Determine how many lines contain the string "detail". Respond with that number and nothing more.

▶ TASK INPUTS
-*-

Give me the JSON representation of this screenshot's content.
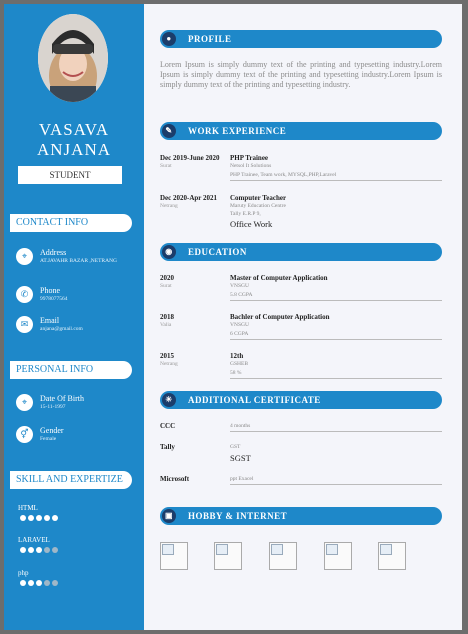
{
  "name": {
    "first": "VASAVA",
    "last": "ANJANA"
  },
  "role": "STUDENT",
  "contact": {
    "heading": "CONTACT INFO",
    "items": [
      {
        "icon": "map-pin-icon",
        "label": "Address",
        "value": "AT.JAVAHR BAZAR ,NETRANG"
      },
      {
        "icon": "phone-icon",
        "label": "Phone",
        "value": "9978077564"
      },
      {
        "icon": "mail-icon",
        "label": "Email",
        "value": "anjana@gmail.com"
      }
    ]
  },
  "personal": {
    "heading": "PERSONAL INFO",
    "items": [
      {
        "icon": "map-pin-icon",
        "label": "Date Of Birth",
        "value": "15-11-1997"
      },
      {
        "icon": "gender-icon",
        "label": "Gender",
        "value": "Female"
      }
    ]
  },
  "skills": {
    "heading": "SKILL AND EXPERTIZE",
    "items": [
      {
        "name": "HTML",
        "level": 5,
        "max": 5
      },
      {
        "name": "LARAVEL",
        "level": 3,
        "max": 5
      },
      {
        "name": "php",
        "level": 3,
        "max": 5
      }
    ]
  },
  "profile": {
    "heading": "PROFILE",
    "text": "Lorem Ipsum is simply dummy text of the printing and typesetting industry.Lorem Ipsum is simply dummy text of the printing and typesetting industry.Lorem Ipsum is simply dummy text of the printing and typesetting industry."
  },
  "experience": {
    "heading": "WORK EXPERIENCE",
    "items": [
      {
        "date": "Dec 2019-June 2020",
        "place": "Surat",
        "title": "PHP Trainee",
        "company": "Netsol It Solutions",
        "detail": "PHP Trainee, Team work, MYSQL,PHP,Laravel",
        "extra": ""
      },
      {
        "date": "Dec 2020-Apr 2021",
        "place": "Netrang",
        "title": "Computer Teacher",
        "company": "Maruty Education Centre",
        "detail": "Tally E.R.P 9,",
        "extra": "Office Work"
      }
    ]
  },
  "education": {
    "heading": "EDUCATION",
    "items": [
      {
        "year": "2020",
        "place": "Surat",
        "degree": "Master of Computer Application",
        "board": "VNSGU",
        "score": "5.8 CGPA"
      },
      {
        "year": "2018",
        "place": "Valia",
        "degree": "Bachler of Computer Application",
        "board": "VNSGU",
        "score": "6 CGPA"
      },
      {
        "year": "2015",
        "place": "Netrang",
        "degree": "12th",
        "board": "GSHEB",
        "score": "58 %"
      }
    ]
  },
  "certificates": {
    "heading": "ADDITIONAL CERTIFICATE",
    "items": [
      {
        "name": "CCC",
        "detail": "4 months",
        "extra": ""
      },
      {
        "name": "Tally",
        "detail": "GST",
        "extra": "SGST"
      },
      {
        "name": "Microsoft",
        "detail": "ppt Exacel",
        "extra": ""
      }
    ]
  },
  "hobby": {
    "heading": "HOBBY & INTERNET",
    "count": 5
  },
  "colors": {
    "accent": "#1e88c9",
    "icon_dark": "#1b3d6b",
    "dot_on": "#ffffff",
    "dot_off": "#9fb7c8"
  }
}
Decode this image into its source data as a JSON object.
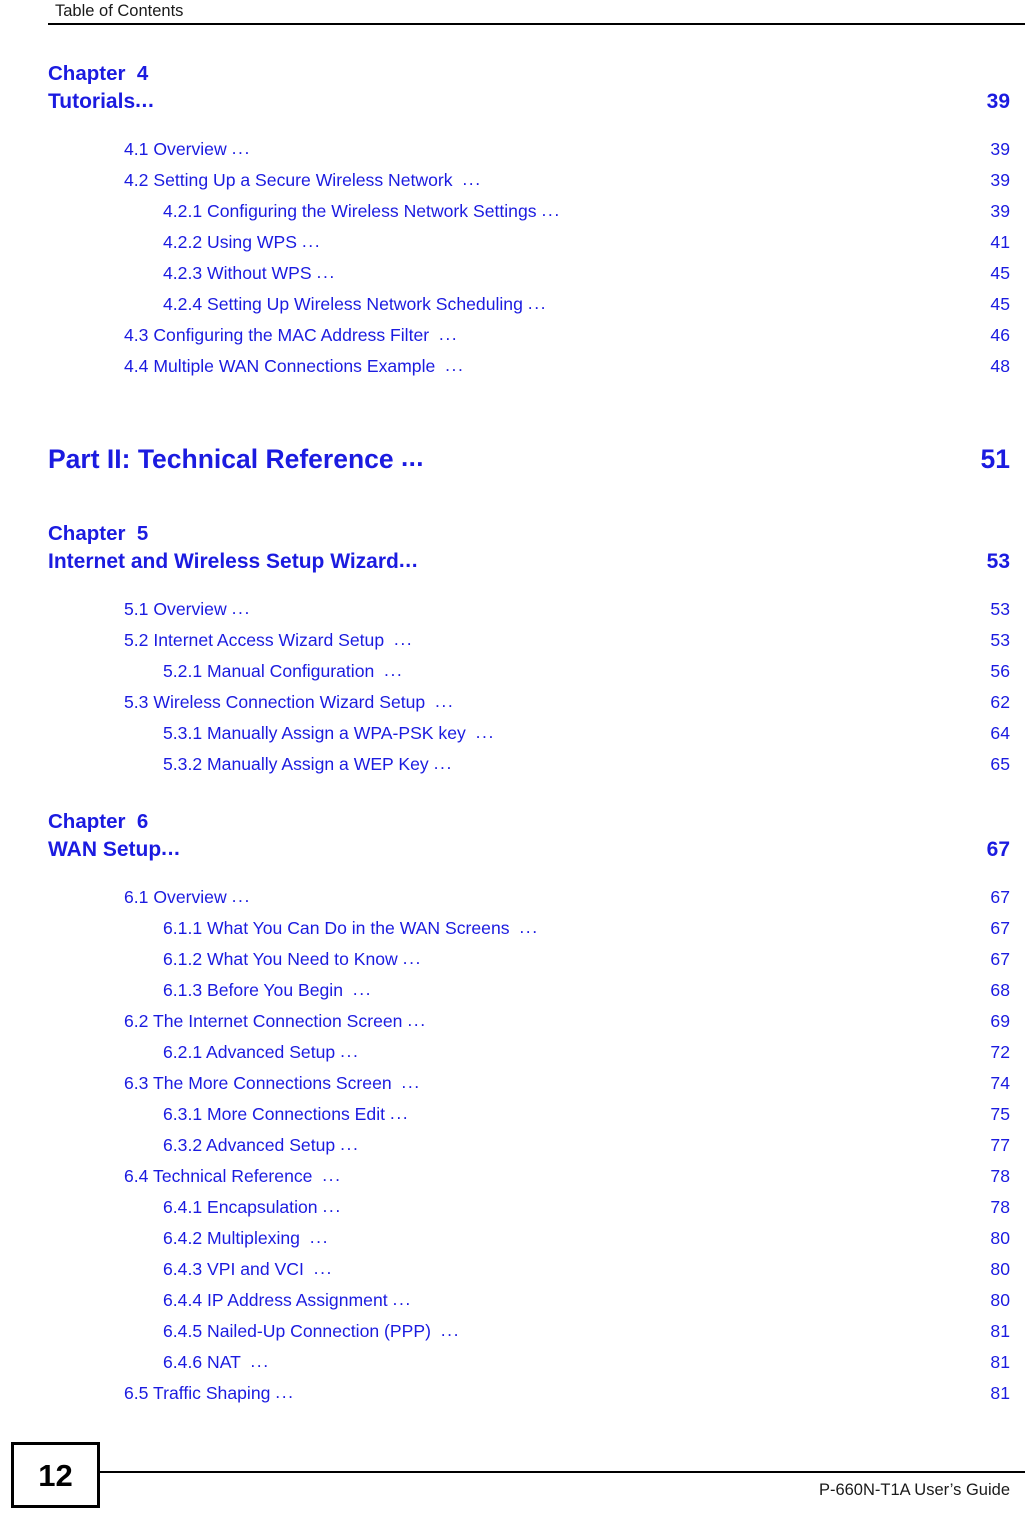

-*-

▶ TASK RESPONSE
5